### Given data:
[start]

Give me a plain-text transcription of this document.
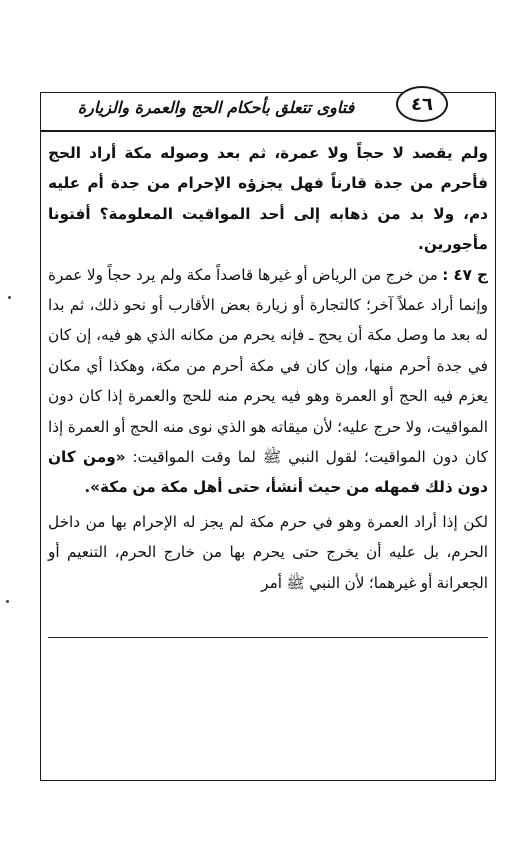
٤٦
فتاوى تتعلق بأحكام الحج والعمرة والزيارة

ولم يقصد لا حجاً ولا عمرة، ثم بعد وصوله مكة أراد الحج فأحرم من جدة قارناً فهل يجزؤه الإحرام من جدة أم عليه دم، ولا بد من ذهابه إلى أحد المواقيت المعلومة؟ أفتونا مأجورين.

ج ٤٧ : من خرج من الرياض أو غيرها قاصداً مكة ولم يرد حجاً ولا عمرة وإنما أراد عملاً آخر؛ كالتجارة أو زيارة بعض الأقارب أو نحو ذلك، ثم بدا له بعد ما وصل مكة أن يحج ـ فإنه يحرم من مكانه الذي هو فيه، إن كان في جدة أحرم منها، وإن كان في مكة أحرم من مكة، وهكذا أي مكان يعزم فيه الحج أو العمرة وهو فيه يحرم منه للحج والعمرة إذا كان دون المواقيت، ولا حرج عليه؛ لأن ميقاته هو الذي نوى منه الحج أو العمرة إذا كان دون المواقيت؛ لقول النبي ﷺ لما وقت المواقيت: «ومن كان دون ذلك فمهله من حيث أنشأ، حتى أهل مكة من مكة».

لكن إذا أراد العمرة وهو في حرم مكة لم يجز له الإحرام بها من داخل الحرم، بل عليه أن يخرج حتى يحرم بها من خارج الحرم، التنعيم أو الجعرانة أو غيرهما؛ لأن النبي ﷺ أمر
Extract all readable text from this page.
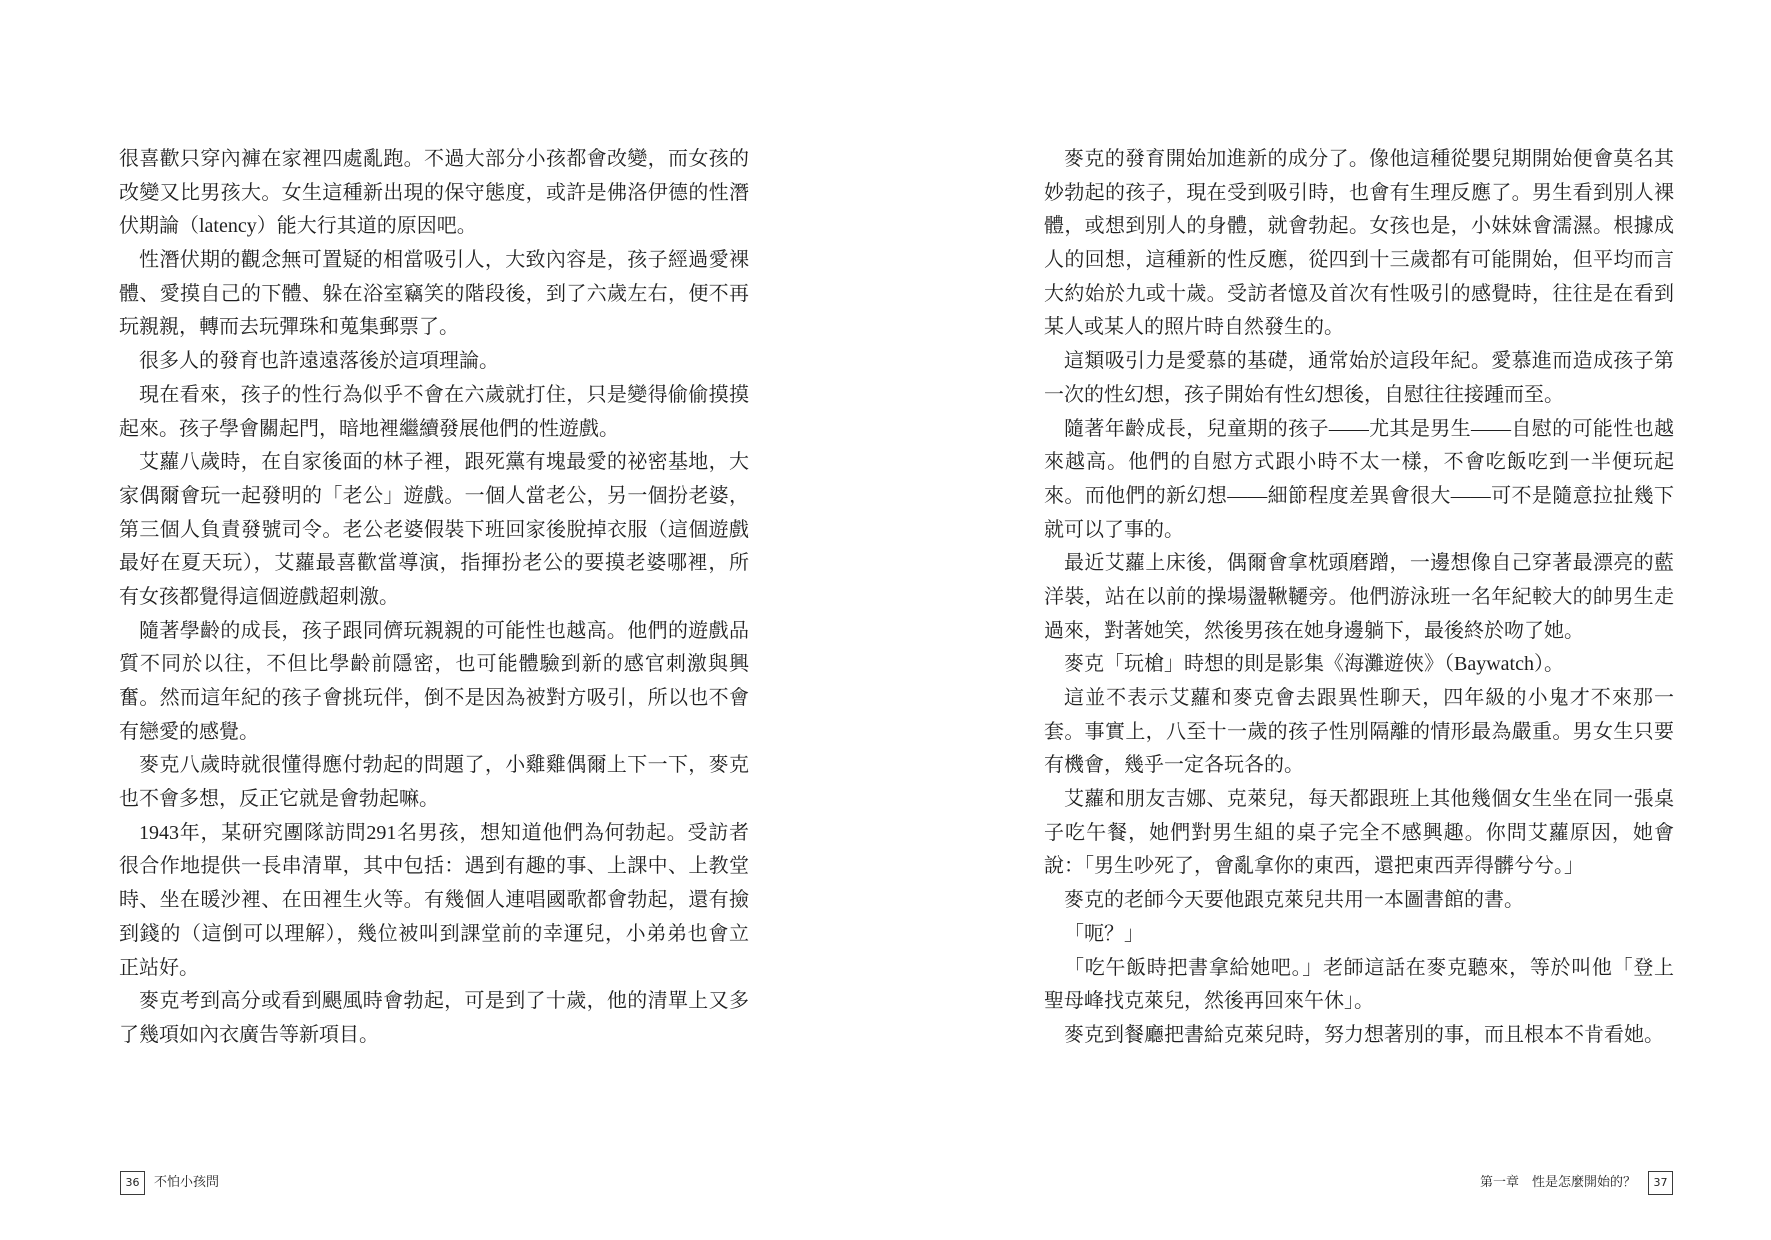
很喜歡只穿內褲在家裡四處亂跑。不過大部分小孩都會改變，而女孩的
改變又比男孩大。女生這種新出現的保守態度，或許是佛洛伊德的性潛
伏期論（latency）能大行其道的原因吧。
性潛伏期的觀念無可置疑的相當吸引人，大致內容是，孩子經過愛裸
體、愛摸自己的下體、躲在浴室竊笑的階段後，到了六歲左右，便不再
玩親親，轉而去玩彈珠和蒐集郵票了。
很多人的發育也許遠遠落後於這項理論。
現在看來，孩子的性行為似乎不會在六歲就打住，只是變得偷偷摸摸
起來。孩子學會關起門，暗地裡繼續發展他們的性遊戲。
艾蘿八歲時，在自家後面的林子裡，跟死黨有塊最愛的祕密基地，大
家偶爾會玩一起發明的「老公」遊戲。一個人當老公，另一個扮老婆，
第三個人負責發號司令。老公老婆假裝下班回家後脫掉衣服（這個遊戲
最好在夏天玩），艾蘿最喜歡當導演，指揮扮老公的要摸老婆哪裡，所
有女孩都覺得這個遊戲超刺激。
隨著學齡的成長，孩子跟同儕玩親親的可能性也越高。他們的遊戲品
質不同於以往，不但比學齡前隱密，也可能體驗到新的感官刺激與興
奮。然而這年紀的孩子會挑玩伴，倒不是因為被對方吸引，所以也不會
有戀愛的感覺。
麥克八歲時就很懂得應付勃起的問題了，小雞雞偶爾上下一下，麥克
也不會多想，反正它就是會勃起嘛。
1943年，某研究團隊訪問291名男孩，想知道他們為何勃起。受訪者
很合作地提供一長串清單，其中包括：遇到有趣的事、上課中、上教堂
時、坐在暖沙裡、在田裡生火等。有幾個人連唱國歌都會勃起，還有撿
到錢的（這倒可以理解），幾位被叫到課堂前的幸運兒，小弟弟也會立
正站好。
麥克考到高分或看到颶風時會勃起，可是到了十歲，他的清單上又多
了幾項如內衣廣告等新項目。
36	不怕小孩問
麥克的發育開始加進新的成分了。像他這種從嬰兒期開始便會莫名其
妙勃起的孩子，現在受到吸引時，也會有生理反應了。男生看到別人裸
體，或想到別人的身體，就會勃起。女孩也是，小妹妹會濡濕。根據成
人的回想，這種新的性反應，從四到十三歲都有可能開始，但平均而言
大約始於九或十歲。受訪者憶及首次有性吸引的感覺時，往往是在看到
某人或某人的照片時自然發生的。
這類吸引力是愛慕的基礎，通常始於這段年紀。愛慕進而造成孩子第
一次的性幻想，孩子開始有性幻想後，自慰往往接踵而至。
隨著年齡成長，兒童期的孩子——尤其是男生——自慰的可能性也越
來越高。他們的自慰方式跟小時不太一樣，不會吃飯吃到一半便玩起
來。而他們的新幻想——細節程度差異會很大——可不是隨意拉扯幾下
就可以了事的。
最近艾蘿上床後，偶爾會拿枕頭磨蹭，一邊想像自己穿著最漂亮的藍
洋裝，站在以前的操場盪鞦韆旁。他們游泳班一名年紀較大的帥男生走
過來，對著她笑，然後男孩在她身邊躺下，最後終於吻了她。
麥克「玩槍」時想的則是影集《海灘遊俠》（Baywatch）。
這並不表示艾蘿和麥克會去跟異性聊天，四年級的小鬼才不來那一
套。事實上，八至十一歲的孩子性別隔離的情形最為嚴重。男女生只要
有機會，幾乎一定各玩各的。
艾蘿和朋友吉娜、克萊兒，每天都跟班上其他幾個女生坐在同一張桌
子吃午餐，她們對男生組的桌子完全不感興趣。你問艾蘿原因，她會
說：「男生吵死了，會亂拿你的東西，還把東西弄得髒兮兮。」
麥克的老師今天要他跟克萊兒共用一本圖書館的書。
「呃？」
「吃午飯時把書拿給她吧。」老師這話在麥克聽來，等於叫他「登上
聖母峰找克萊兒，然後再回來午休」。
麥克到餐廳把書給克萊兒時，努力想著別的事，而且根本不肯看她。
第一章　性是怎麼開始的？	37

[end]

### Task brief:
Pull out all lines of the data with the string "عليه".

### Exercise response:
ولم يقصد لا حجاً ولا عمرة، ثم بعد وصوله مكة أراد الحج فأحرم من جدة قارناً فهل يجزؤه الإحرام من جدة أم عليه دم، ولا بد من ذهابه إلى أحد المواقيت المعلومة؟ أفتونا مأجورين.
ج ٤٧ : من خرج من الرياض أو غيرها قاصداً مكة ولم يرد حجاً ولا عمرة وإنما أراد عملاً آخر؛ كالتجارة أو زيارة بعض الأقارب أو نحو ذلك، ثم بدا له بعد ما وصل مكة أن يحج ـ فإنه يحرم من مكانه الذي هو فيه، إن كان في جدة أحرم منها، وإن كان في مكة أحرم من مكة، وهكذا أي مكان يعزم فيه الحج أو العمرة وهو فيه يحرم منه للحج والعمرة إذا كان دون المواقيت، ولا حرج عليه؛ لأن ميقاته هو الذي نوى منه الحج أو العمرة إذا كان دون المواقيت؛ لقول النبي ﷺ لما وقت المواقيت: «ومن كان دون ذلك فمهله من حيث أنشأ، حتى أهل مكة من مكة».
لكن إذا أراد العمرة وهو في حرم مكة لم يجز له الإحرام بها من داخل الحرم، بل عليه أن يخرج حتى يحرم بها من خارج الحرم، التنعيم أو الجعرانة أو غيرهما؛ لأن النبي ﷺ أمر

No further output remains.